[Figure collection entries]
● ● ●

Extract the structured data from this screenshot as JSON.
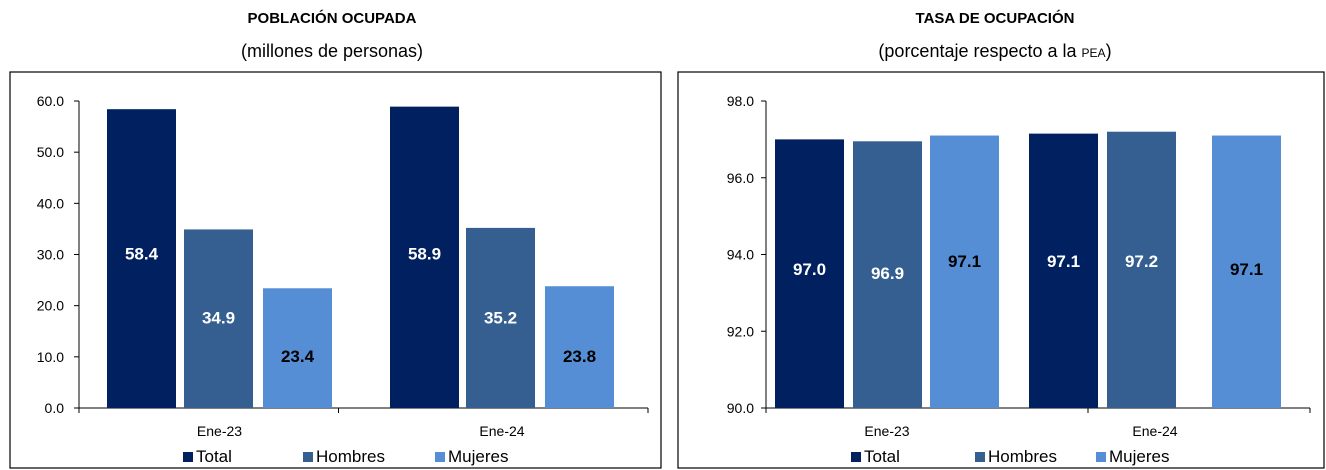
{
  "colors": {
    "total": "#002060",
    "hombres": "#355F91",
    "mujeres": "#558ED5"
  },
  "chart_data": [
    {
      "type": "bar",
      "title": "POBLACIÓN OCUPADA",
      "subtitle": "(millones de personas)",
      "categories": [
        "Ene-23",
        "Ene-24"
      ],
      "series": [
        {
          "name": "Total",
          "values": [
            58.4,
            58.9
          ],
          "labels": [
            "58.4",
            "58.9"
          ]
        },
        {
          "name": "Hombres",
          "values": [
            34.9,
            35.2
          ],
          "labels": [
            "34.9",
            "35.2"
          ]
        },
        {
          "name": "Mujeres",
          "values": [
            23.4,
            23.8
          ],
          "labels": [
            "23.4",
            "23.8"
          ]
        }
      ],
      "ylim": [
        0,
        60
      ],
      "yticks": [
        "0.0",
        "10.0",
        "20.0",
        "30.0",
        "40.0",
        "50.0",
        "60.0"
      ],
      "legend": "bottom"
    },
    {
      "type": "bar",
      "title": "TASA DE OCUPACIÓN",
      "subtitle_main": "(porcentaje respecto a la ",
      "subtitle_small": "PEA",
      "subtitle_end": ")",
      "categories": [
        "Ene-23",
        "Ene-24"
      ],
      "series": [
        {
          "name": "Total",
          "values": [
            97.0,
            97.15
          ],
          "labels": [
            "97.0",
            "97.1"
          ]
        },
        {
          "name": "Hombres",
          "values": [
            96.95,
            97.2
          ],
          "labels": [
            "96.9",
            "97.2"
          ]
        },
        {
          "name": "Mujeres",
          "values": [
            97.1,
            97.1
          ],
          "labels": [
            "97.1",
            "97.1"
          ]
        }
      ],
      "ylim": [
        90,
        98
      ],
      "yticks": [
        "90.0",
        "92.0",
        "94.0",
        "96.0",
        "98.0"
      ],
      "legend": "bottom"
    }
  ]
}
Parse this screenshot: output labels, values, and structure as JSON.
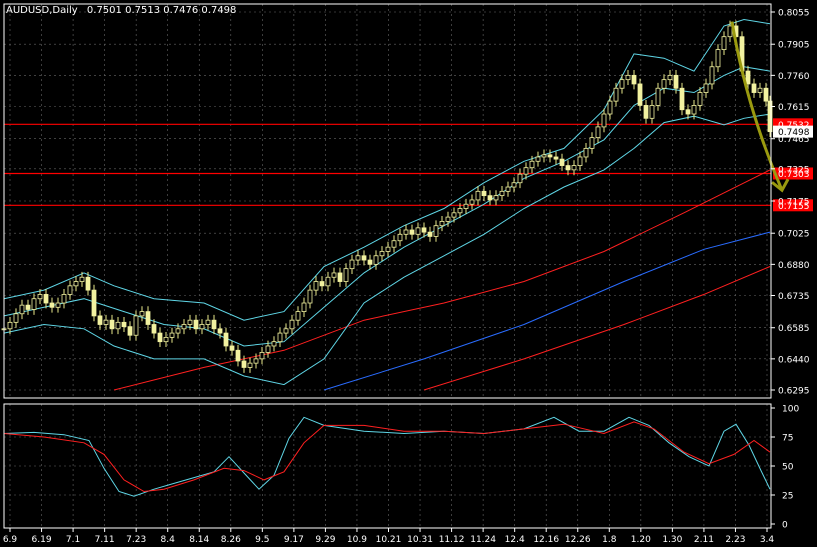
{
  "chart_data": {
    "type": "candlestick",
    "symbol_label": "AUDUSD,Daily",
    "ohlc_label": "0.7501 0.7513 0.7476 0.7498",
    "y_ticks": [
      "0.8055",
      "0.7905",
      "0.7760",
      "0.7615",
      "0.7465",
      "0.7325",
      "0.7175",
      "0.7025",
      "0.6880",
      "0.6735",
      "0.6585",
      "0.6440",
      "0.6295"
    ],
    "ylim": [
      0.6295,
      0.8055
    ],
    "x_ticks": [
      "6.9",
      "6.19",
      "7.1",
      "7.11",
      "7.23",
      "8.4",
      "8.14",
      "8.26",
      "9.5",
      "9.17",
      "9.29",
      "10.9",
      "10.21",
      "10.31",
      "11.12",
      "11.24",
      "12.4",
      "12.16",
      "12.26",
      "1.8",
      "1.20",
      "1.30",
      "2.11",
      "2.23",
      "3.4"
    ],
    "current_price": "0.7498",
    "levels": [
      {
        "label": "0.7532",
        "value": 0.7532,
        "color": "#ff0000"
      },
      {
        "label": "0.7303",
        "value": 0.7303,
        "color": "#ff0000"
      },
      {
        "label": "0.7155",
        "value": 0.7155,
        "color": "#ff0000"
      }
    ],
    "price_series": [
      {
        "x": 0,
        "y": 0.658
      },
      {
        "x": 6,
        "y": 0.661
      },
      {
        "x": 12,
        "y": 0.665
      },
      {
        "x": 18,
        "y": 0.669
      },
      {
        "x": 24,
        "y": 0.667
      },
      {
        "x": 30,
        "y": 0.672
      },
      {
        "x": 36,
        "y": 0.674
      },
      {
        "x": 42,
        "y": 0.67
      },
      {
        "x": 48,
        "y": 0.668
      },
      {
        "x": 54,
        "y": 0.67
      },
      {
        "x": 60,
        "y": 0.674
      },
      {
        "x": 66,
        "y": 0.678
      },
      {
        "x": 72,
        "y": 0.68
      },
      {
        "x": 78,
        "y": 0.682
      },
      {
        "x": 84,
        "y": 0.676
      },
      {
        "x": 90,
        "y": 0.664
      },
      {
        "x": 96,
        "y": 0.66
      },
      {
        "x": 102,
        "y": 0.662
      },
      {
        "x": 108,
        "y": 0.658
      },
      {
        "x": 114,
        "y": 0.661
      },
      {
        "x": 120,
        "y": 0.659
      },
      {
        "x": 126,
        "y": 0.655
      },
      {
        "x": 132,
        "y": 0.664
      },
      {
        "x": 138,
        "y": 0.666
      },
      {
        "x": 144,
        "y": 0.66
      },
      {
        "x": 150,
        "y": 0.656
      },
      {
        "x": 156,
        "y": 0.652
      },
      {
        "x": 162,
        "y": 0.654
      },
      {
        "x": 168,
        "y": 0.656
      },
      {
        "x": 174,
        "y": 0.658
      },
      {
        "x": 180,
        "y": 0.66
      },
      {
        "x": 186,
        "y": 0.662
      },
      {
        "x": 192,
        "y": 0.658
      },
      {
        "x": 198,
        "y": 0.66
      },
      {
        "x": 204,
        "y": 0.662
      },
      {
        "x": 210,
        "y": 0.658
      },
      {
        "x": 216,
        "y": 0.656
      },
      {
        "x": 222,
        "y": 0.65
      },
      {
        "x": 228,
        "y": 0.648
      },
      {
        "x": 234,
        "y": 0.643
      },
      {
        "x": 240,
        "y": 0.64
      },
      {
        "x": 246,
        "y": 0.642
      },
      {
        "x": 252,
        "y": 0.644
      },
      {
        "x": 258,
        "y": 0.647
      },
      {
        "x": 264,
        "y": 0.65
      },
      {
        "x": 270,
        "y": 0.652
      },
      {
        "x": 276,
        "y": 0.656
      },
      {
        "x": 282,
        "y": 0.658
      },
      {
        "x": 288,
        "y": 0.662
      },
      {
        "x": 294,
        "y": 0.666
      },
      {
        "x": 300,
        "y": 0.67
      },
      {
        "x": 306,
        "y": 0.676
      },
      {
        "x": 312,
        "y": 0.68
      },
      {
        "x": 318,
        "y": 0.678
      },
      {
        "x": 324,
        "y": 0.682
      },
      {
        "x": 330,
        "y": 0.684
      },
      {
        "x": 336,
        "y": 0.68
      },
      {
        "x": 342,
        "y": 0.686
      },
      {
        "x": 348,
        "y": 0.69
      },
      {
        "x": 354,
        "y": 0.692
      },
      {
        "x": 360,
        "y": 0.69
      },
      {
        "x": 366,
        "y": 0.688
      },
      {
        "x": 372,
        "y": 0.692
      },
      {
        "x": 378,
        "y": 0.694
      },
      {
        "x": 384,
        "y": 0.696
      },
      {
        "x": 390,
        "y": 0.699
      },
      {
        "x": 396,
        "y": 0.702
      },
      {
        "x": 402,
        "y": 0.704
      },
      {
        "x": 408,
        "y": 0.702
      },
      {
        "x": 414,
        "y": 0.705
      },
      {
        "x": 420,
        "y": 0.703
      },
      {
        "x": 426,
        "y": 0.701
      },
      {
        "x": 432,
        "y": 0.706
      },
      {
        "x": 438,
        "y": 0.708
      },
      {
        "x": 444,
        "y": 0.71
      },
      {
        "x": 450,
        "y": 0.712
      },
      {
        "x": 456,
        "y": 0.714
      },
      {
        "x": 462,
        "y": 0.716
      },
      {
        "x": 468,
        "y": 0.718
      },
      {
        "x": 474,
        "y": 0.722
      },
      {
        "x": 480,
        "y": 0.72
      },
      {
        "x": 486,
        "y": 0.718
      },
      {
        "x": 492,
        "y": 0.72
      },
      {
        "x": 498,
        "y": 0.722
      },
      {
        "x": 504,
        "y": 0.724
      },
      {
        "x": 510,
        "y": 0.726
      },
      {
        "x": 516,
        "y": 0.73
      },
      {
        "x": 522,
        "y": 0.733
      },
      {
        "x": 528,
        "y": 0.736
      },
      {
        "x": 534,
        "y": 0.738
      },
      {
        "x": 540,
        "y": 0.739
      },
      {
        "x": 546,
        "y": 0.738
      },
      {
        "x": 552,
        "y": 0.737
      },
      {
        "x": 558,
        "y": 0.734
      },
      {
        "x": 564,
        "y": 0.732
      },
      {
        "x": 570,
        "y": 0.734
      },
      {
        "x": 576,
        "y": 0.738
      },
      {
        "x": 582,
        "y": 0.742
      },
      {
        "x": 588,
        "y": 0.747
      },
      {
        "x": 594,
        "y": 0.752
      },
      {
        "x": 600,
        "y": 0.758
      },
      {
        "x": 606,
        "y": 0.764
      },
      {
        "x": 612,
        "y": 0.77
      },
      {
        "x": 618,
        "y": 0.774
      },
      {
        "x": 624,
        "y": 0.776
      },
      {
        "x": 630,
        "y": 0.772
      },
      {
        "x": 636,
        "y": 0.762
      },
      {
        "x": 642,
        "y": 0.756
      },
      {
        "x": 648,
        "y": 0.762
      },
      {
        "x": 654,
        "y": 0.77
      },
      {
        "x": 660,
        "y": 0.774
      },
      {
        "x": 666,
        "y": 0.776
      },
      {
        "x": 672,
        "y": 0.77
      },
      {
        "x": 678,
        "y": 0.76
      },
      {
        "x": 684,
        "y": 0.758
      },
      {
        "x": 690,
        "y": 0.762
      },
      {
        "x": 696,
        "y": 0.768
      },
      {
        "x": 702,
        "y": 0.772
      },
      {
        "x": 708,
        "y": 0.78
      },
      {
        "x": 714,
        "y": 0.788
      },
      {
        "x": 720,
        "y": 0.794
      },
      {
        "x": 726,
        "y": 0.799
      },
      {
        "x": 732,
        "y": 0.794
      },
      {
        "x": 738,
        "y": 0.778
      },
      {
        "x": 744,
        "y": 0.772
      },
      {
        "x": 750,
        "y": 0.768
      },
      {
        "x": 756,
        "y": 0.77
      },
      {
        "x": 762,
        "y": 0.764
      },
      {
        "x": 766,
        "y": 0.7498
      }
    ],
    "bollinger_upper": [
      {
        "x": 0,
        "y": 0.672
      },
      {
        "x": 40,
        "y": 0.676
      },
      {
        "x": 80,
        "y": 0.684
      },
      {
        "x": 110,
        "y": 0.678
      },
      {
        "x": 150,
        "y": 0.672
      },
      {
        "x": 200,
        "y": 0.67
      },
      {
        "x": 240,
        "y": 0.662
      },
      {
        "x": 280,
        "y": 0.666
      },
      {
        "x": 320,
        "y": 0.687
      },
      {
        "x": 360,
        "y": 0.696
      },
      {
        "x": 400,
        "y": 0.706
      },
      {
        "x": 440,
        "y": 0.714
      },
      {
        "x": 480,
        "y": 0.726
      },
      {
        "x": 520,
        "y": 0.736
      },
      {
        "x": 560,
        "y": 0.742
      },
      {
        "x": 600,
        "y": 0.76
      },
      {
        "x": 630,
        "y": 0.786
      },
      {
        "x": 660,
        "y": 0.784
      },
      {
        "x": 690,
        "y": 0.778
      },
      {
        "x": 720,
        "y": 0.799
      },
      {
        "x": 740,
        "y": 0.802
      },
      {
        "x": 766,
        "y": 0.8
      }
    ],
    "bollinger_middle": [
      {
        "x": 0,
        "y": 0.664
      },
      {
        "x": 40,
        "y": 0.668
      },
      {
        "x": 80,
        "y": 0.672
      },
      {
        "x": 120,
        "y": 0.666
      },
      {
        "x": 160,
        "y": 0.66
      },
      {
        "x": 200,
        "y": 0.658
      },
      {
        "x": 240,
        "y": 0.65
      },
      {
        "x": 280,
        "y": 0.652
      },
      {
        "x": 320,
        "y": 0.668
      },
      {
        "x": 360,
        "y": 0.684
      },
      {
        "x": 400,
        "y": 0.696
      },
      {
        "x": 440,
        "y": 0.706
      },
      {
        "x": 480,
        "y": 0.716
      },
      {
        "x": 520,
        "y": 0.728
      },
      {
        "x": 560,
        "y": 0.736
      },
      {
        "x": 600,
        "y": 0.746
      },
      {
        "x": 630,
        "y": 0.762
      },
      {
        "x": 660,
        "y": 0.77
      },
      {
        "x": 690,
        "y": 0.768
      },
      {
        "x": 720,
        "y": 0.776
      },
      {
        "x": 740,
        "y": 0.78
      },
      {
        "x": 766,
        "y": 0.778
      }
    ],
    "bollinger_lower": [
      {
        "x": 0,
        "y": 0.656
      },
      {
        "x": 40,
        "y": 0.66
      },
      {
        "x": 80,
        "y": 0.658
      },
      {
        "x": 110,
        "y": 0.65
      },
      {
        "x": 150,
        "y": 0.644
      },
      {
        "x": 200,
        "y": 0.644
      },
      {
        "x": 240,
        "y": 0.636
      },
      {
        "x": 280,
        "y": 0.632
      },
      {
        "x": 320,
        "y": 0.644
      },
      {
        "x": 360,
        "y": 0.67
      },
      {
        "x": 400,
        "y": 0.682
      },
      {
        "x": 440,
        "y": 0.692
      },
      {
        "x": 480,
        "y": 0.702
      },
      {
        "x": 520,
        "y": 0.714
      },
      {
        "x": 560,
        "y": 0.724
      },
      {
        "x": 600,
        "y": 0.732
      },
      {
        "x": 630,
        "y": 0.742
      },
      {
        "x": 660,
        "y": 0.754
      },
      {
        "x": 690,
        "y": 0.757
      },
      {
        "x": 720,
        "y": 0.753
      },
      {
        "x": 740,
        "y": 0.756
      },
      {
        "x": 766,
        "y": 0.758
      }
    ],
    "ma_red_1": [
      {
        "x": 110,
        "y": 0.6295
      },
      {
        "x": 200,
        "y": 0.64
      },
      {
        "x": 280,
        "y": 0.648
      },
      {
        "x": 360,
        "y": 0.662
      },
      {
        "x": 440,
        "y": 0.67
      },
      {
        "x": 520,
        "y": 0.68
      },
      {
        "x": 600,
        "y": 0.694
      },
      {
        "x": 680,
        "y": 0.712
      },
      {
        "x": 766,
        "y": 0.732
      }
    ],
    "ma_blue": [
      {
        "x": 320,
        "y": 0.6295
      },
      {
        "x": 420,
        "y": 0.644
      },
      {
        "x": 520,
        "y": 0.66
      },
      {
        "x": 620,
        "y": 0.68
      },
      {
        "x": 700,
        "y": 0.695
      },
      {
        "x": 766,
        "y": 0.703
      }
    ],
    "ma_red_2": [
      {
        "x": 420,
        "y": 0.6295
      },
      {
        "x": 520,
        "y": 0.644
      },
      {
        "x": 620,
        "y": 0.66
      },
      {
        "x": 700,
        "y": 0.674
      },
      {
        "x": 766,
        "y": 0.687
      }
    ],
    "arrow": {
      "from": {
        "x": 728,
        "y": 0.801
      },
      "to": {
        "x": 782,
        "y": 0.7225
      },
      "color": "#9a9a10"
    },
    "oscillator": {
      "y_ticks": [
        "100",
        "75",
        "50",
        "25",
        "0"
      ],
      "ylim": [
        0,
        100
      ],
      "line_a": [
        {
          "x": 0,
          "y": 78
        },
        {
          "x": 30,
          "y": 79
        },
        {
          "x": 60,
          "y": 77
        },
        {
          "x": 85,
          "y": 72
        },
        {
          "x": 100,
          "y": 48
        },
        {
          "x": 115,
          "y": 28
        },
        {
          "x": 130,
          "y": 24
        },
        {
          "x": 150,
          "y": 30
        },
        {
          "x": 170,
          "y": 35
        },
        {
          "x": 190,
          "y": 40
        },
        {
          "x": 210,
          "y": 45
        },
        {
          "x": 225,
          "y": 58
        },
        {
          "x": 240,
          "y": 44
        },
        {
          "x": 255,
          "y": 30
        },
        {
          "x": 270,
          "y": 42
        },
        {
          "x": 285,
          "y": 74
        },
        {
          "x": 300,
          "y": 92
        },
        {
          "x": 320,
          "y": 85
        },
        {
          "x": 360,
          "y": 80
        },
        {
          "x": 400,
          "y": 78
        },
        {
          "x": 440,
          "y": 80
        },
        {
          "x": 480,
          "y": 78
        },
        {
          "x": 520,
          "y": 82
        },
        {
          "x": 550,
          "y": 92
        },
        {
          "x": 575,
          "y": 80
        },
        {
          "x": 600,
          "y": 80
        },
        {
          "x": 625,
          "y": 92
        },
        {
          "x": 645,
          "y": 85
        },
        {
          "x": 665,
          "y": 70
        },
        {
          "x": 685,
          "y": 58
        },
        {
          "x": 705,
          "y": 50
        },
        {
          "x": 720,
          "y": 80
        },
        {
          "x": 732,
          "y": 86
        },
        {
          "x": 745,
          "y": 68
        },
        {
          "x": 757,
          "y": 46
        },
        {
          "x": 766,
          "y": 30
        }
      ],
      "line_b": [
        {
          "x": 0,
          "y": 78
        },
        {
          "x": 40,
          "y": 75
        },
        {
          "x": 80,
          "y": 70
        },
        {
          "x": 100,
          "y": 60
        },
        {
          "x": 120,
          "y": 38
        },
        {
          "x": 140,
          "y": 28
        },
        {
          "x": 160,
          "y": 30
        },
        {
          "x": 190,
          "y": 38
        },
        {
          "x": 220,
          "y": 48
        },
        {
          "x": 240,
          "y": 46
        },
        {
          "x": 260,
          "y": 38
        },
        {
          "x": 280,
          "y": 45
        },
        {
          "x": 300,
          "y": 70
        },
        {
          "x": 320,
          "y": 85
        },
        {
          "x": 360,
          "y": 85
        },
        {
          "x": 400,
          "y": 80
        },
        {
          "x": 440,
          "y": 80
        },
        {
          "x": 480,
          "y": 78
        },
        {
          "x": 520,
          "y": 82
        },
        {
          "x": 560,
          "y": 86
        },
        {
          "x": 600,
          "y": 78
        },
        {
          "x": 630,
          "y": 88
        },
        {
          "x": 650,
          "y": 82
        },
        {
          "x": 680,
          "y": 62
        },
        {
          "x": 705,
          "y": 52
        },
        {
          "x": 730,
          "y": 60
        },
        {
          "x": 750,
          "y": 72
        },
        {
          "x": 766,
          "y": 62
        }
      ]
    }
  }
}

● ● ●

* Aim: Go through the listing above and locate each line that holds the word "from". Copy those lines.

* Full answer:
Extract the structured data from this screenshot as JSON.
      "from": {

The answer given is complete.